◆ Work to do
Reproduce each line bearing the word "color".
## begin Supplied records
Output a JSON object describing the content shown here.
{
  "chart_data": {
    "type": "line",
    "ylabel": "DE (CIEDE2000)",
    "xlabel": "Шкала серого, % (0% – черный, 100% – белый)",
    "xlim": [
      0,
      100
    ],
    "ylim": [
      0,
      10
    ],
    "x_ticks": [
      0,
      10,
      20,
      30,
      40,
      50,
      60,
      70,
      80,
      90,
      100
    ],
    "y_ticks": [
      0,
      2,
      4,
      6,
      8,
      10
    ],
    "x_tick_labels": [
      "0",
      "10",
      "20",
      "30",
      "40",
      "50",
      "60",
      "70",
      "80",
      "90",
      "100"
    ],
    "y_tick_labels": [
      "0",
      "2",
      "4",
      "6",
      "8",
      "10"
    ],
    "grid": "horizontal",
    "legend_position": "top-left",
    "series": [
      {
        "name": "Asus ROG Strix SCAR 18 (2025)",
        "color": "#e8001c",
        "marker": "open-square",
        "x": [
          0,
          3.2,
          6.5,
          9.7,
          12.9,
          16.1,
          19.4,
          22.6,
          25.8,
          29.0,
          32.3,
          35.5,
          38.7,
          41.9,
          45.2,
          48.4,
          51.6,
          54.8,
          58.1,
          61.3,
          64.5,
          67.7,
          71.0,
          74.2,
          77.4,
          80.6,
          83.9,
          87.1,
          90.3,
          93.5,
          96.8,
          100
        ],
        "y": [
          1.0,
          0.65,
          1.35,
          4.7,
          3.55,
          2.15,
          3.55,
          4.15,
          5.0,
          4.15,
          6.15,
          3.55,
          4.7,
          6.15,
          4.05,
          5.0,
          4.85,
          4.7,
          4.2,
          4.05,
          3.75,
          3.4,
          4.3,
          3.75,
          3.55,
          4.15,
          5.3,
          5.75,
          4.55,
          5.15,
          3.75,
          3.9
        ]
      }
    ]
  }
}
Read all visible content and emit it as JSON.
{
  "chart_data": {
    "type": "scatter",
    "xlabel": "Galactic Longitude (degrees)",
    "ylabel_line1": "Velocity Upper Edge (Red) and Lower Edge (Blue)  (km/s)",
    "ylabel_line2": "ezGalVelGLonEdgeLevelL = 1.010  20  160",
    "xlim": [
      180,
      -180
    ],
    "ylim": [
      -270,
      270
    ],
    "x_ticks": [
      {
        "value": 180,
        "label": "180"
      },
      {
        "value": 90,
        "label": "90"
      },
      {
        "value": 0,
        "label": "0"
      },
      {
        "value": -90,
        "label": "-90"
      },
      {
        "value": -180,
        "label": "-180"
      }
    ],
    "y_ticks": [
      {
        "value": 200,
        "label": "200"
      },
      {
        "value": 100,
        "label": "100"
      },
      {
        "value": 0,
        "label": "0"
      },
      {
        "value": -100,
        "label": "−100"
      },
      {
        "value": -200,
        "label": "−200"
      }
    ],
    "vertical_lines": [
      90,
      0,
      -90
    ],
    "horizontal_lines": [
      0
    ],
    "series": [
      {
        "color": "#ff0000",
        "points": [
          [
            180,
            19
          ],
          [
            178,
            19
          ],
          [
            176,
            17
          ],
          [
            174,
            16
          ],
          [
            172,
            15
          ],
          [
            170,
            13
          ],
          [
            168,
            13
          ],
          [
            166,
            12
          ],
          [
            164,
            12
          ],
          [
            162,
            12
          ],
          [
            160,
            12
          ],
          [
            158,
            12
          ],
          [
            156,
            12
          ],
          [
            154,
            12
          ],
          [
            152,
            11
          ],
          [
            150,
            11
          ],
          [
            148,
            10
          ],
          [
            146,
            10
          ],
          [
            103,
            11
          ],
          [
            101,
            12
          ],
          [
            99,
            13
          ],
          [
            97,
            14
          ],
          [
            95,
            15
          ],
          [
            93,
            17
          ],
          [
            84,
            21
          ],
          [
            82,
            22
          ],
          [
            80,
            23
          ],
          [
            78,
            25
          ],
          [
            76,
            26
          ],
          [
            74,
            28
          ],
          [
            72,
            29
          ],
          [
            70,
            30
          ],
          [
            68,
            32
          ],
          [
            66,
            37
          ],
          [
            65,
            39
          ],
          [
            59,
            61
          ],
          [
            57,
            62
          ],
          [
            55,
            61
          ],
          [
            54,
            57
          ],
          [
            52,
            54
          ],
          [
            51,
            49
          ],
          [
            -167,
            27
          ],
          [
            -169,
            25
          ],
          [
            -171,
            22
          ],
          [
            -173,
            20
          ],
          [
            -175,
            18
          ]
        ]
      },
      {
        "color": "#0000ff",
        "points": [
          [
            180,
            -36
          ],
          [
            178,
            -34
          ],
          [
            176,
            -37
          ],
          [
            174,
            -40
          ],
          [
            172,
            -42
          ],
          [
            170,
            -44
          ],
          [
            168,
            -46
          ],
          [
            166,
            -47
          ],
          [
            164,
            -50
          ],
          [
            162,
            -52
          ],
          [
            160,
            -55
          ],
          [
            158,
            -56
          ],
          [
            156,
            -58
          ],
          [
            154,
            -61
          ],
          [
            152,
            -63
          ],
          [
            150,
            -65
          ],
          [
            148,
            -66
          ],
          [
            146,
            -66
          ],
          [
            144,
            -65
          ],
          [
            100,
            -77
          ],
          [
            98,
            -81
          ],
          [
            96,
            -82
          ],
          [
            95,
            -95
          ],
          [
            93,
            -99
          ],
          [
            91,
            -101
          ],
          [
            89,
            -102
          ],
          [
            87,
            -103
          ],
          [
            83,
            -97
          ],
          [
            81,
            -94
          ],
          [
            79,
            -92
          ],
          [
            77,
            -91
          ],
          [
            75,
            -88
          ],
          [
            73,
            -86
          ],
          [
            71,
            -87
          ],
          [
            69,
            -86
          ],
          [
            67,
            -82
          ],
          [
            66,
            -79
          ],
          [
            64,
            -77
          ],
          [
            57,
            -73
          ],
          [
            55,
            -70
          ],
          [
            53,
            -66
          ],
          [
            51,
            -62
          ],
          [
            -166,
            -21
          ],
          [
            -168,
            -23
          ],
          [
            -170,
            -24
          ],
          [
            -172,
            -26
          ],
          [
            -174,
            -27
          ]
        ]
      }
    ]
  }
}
## end Supplied records
◆ Result below
        "color": "#e8001c",
        "color": "#ff0000",
        "color": "#0000ff",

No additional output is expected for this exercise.